• [THE EXERCISE] Exclude the pictures and retype the entries as written.
— BEGIN —
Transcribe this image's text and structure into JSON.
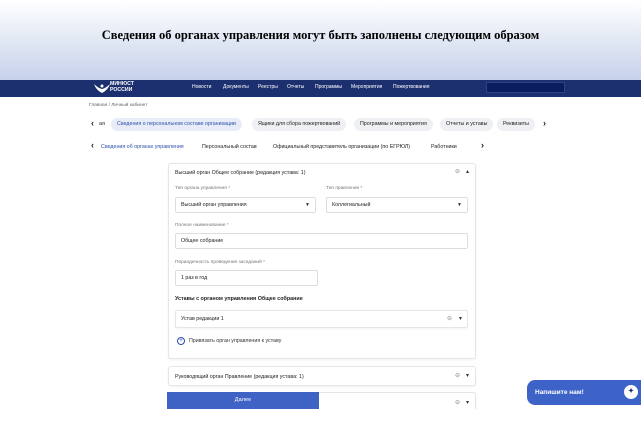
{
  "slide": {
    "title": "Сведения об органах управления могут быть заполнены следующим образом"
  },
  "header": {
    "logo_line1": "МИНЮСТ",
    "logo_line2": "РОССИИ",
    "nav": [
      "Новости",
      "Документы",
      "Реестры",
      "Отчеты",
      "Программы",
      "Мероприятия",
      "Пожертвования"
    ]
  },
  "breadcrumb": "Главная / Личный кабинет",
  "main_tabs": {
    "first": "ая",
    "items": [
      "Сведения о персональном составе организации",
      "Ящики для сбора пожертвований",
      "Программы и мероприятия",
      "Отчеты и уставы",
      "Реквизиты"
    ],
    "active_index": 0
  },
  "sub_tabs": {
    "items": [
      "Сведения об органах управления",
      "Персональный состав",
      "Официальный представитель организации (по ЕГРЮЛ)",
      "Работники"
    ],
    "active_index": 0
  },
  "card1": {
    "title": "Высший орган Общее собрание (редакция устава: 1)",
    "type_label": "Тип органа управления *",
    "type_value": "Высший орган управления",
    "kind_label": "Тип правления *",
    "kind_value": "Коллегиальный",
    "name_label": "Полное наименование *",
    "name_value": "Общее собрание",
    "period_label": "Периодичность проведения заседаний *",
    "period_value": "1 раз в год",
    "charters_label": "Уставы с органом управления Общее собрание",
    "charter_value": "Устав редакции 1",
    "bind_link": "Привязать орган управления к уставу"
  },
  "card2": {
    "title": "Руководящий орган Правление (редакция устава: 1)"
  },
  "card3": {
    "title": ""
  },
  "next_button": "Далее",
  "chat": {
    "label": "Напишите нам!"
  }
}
— END —
• [RESULT OF THIS TASK]
Transcribe this image's text and structure into JSON.
{
  "slide": {
    "title": "Сведения об органах управления могут быть заполнены следующим образом"
  },
  "header": {
    "logo_line1": "МИНЮСТ",
    "logo_line2": "РОССИИ",
    "nav": [
      "Новости",
      "Документы",
      "Реестры",
      "Отчеты",
      "Программы",
      "Мероприятия",
      "Пожертвования"
    ]
  },
  "breadcrumb": "Главная / Личный кабинет",
  "main_tabs": {
    "first": "ая",
    "items": [
      "Сведения о персональном составе организации",
      "Ящики для сбора пожертвований",
      "Программы и мероприятия",
      "Отчеты и уставы",
      "Реквизиты"
    ],
    "active_index": 0
  },
  "sub_tabs": {
    "items": [
      "Сведения об органах управления",
      "Персональный состав",
      "Официальный представитель организации (по ЕГРЮЛ)",
      "Работники"
    ],
    "active_index": 0
  },
  "card1": {
    "title": "Высший орган Общее собрание (редакция устава: 1)",
    "type_label": "Тип органа управления *",
    "type_value": "Высший орган управления",
    "kind_label": "Тип правления *",
    "kind_value": "Коллегиальный",
    "name_label": "Полное наименование *",
    "name_value": "Общее собрание",
    "period_label": "Периодичность проведения заседаний *",
    "period_value": "1 раз в год",
    "charters_label": "Уставы с органом управления Общее собрание",
    "charter_value": "Устав редакции 1",
    "bind_link": "Привязать орган управления к уставу"
  },
  "card2": {
    "title": "Руководящий орган Правление (редакция устава: 1)"
  },
  "card3": {
    "title": ""
  },
  "next_button": "Далее",
  "chat": {
    "label": "Напишите нам!"
  }
}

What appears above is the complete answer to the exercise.